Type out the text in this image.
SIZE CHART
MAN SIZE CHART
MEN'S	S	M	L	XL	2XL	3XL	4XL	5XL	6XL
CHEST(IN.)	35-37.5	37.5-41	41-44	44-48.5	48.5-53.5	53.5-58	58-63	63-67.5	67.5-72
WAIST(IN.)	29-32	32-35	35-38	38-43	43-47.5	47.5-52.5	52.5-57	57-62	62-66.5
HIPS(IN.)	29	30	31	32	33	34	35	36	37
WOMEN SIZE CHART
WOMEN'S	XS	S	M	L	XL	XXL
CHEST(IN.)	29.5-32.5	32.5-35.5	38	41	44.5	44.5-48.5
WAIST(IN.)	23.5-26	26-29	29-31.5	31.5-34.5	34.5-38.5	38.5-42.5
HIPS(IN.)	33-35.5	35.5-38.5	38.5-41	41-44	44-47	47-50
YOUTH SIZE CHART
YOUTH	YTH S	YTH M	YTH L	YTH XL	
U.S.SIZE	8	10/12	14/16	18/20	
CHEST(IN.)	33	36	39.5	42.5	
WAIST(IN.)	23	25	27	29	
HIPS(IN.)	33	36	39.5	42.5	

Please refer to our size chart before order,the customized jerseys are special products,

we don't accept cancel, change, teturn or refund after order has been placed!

--------------------------------

Among the lines of the data, identify those with the word "WAIST". Copy each of them.

WAIST(IN.)	29-32	32-35	35-38	38-43	43-47.5	47.5-52.5	52.5-57	57-62	62-66.5
WAIST(IN.)	23.5-26	26-29	29-31.5	31.5-34.5	34.5-38.5	38.5-42.5
WAIST(IN.)	23	25	27	29	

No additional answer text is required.